— START —

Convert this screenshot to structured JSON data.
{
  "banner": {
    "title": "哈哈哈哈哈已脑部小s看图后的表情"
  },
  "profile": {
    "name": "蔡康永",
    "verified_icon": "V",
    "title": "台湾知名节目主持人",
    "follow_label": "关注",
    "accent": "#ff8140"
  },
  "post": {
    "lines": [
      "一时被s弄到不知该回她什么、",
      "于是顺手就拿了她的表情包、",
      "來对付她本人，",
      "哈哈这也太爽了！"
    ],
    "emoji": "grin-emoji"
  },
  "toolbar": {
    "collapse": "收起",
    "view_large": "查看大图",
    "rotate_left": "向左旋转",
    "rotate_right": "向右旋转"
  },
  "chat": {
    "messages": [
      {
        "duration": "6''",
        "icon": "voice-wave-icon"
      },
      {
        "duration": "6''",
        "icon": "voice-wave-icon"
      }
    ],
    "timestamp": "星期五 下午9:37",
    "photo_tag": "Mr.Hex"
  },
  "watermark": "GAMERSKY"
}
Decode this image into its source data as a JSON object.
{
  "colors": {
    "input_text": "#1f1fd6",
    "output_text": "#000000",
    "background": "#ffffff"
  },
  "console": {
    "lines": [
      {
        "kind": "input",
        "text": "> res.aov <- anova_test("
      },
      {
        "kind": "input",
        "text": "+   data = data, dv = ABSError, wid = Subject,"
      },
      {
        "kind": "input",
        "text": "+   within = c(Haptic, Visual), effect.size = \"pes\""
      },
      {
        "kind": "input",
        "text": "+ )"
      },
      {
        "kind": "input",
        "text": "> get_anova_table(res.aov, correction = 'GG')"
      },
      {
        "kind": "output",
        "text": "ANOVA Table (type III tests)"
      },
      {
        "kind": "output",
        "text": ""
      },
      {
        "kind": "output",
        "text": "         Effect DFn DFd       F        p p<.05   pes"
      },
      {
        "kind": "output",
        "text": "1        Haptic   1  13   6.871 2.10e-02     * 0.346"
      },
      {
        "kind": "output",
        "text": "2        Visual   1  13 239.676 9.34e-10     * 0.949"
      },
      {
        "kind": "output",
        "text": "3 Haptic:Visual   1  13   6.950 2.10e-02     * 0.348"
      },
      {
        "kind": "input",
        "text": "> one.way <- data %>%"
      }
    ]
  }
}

— END —

EXERCISE DESCRIPTION: Locate the word "Haptic" in the records above, and return each line that has it.

RESULT:
        "text": "+   within = c(Haptic, Visual), effect.size = \"pes\""
        "text": "1        Haptic   1  13   6.871 2.10e-02     * 0.346"
        "text": "3 Haptic:Visual   1  13   6.950 2.10e-02     * 0.348"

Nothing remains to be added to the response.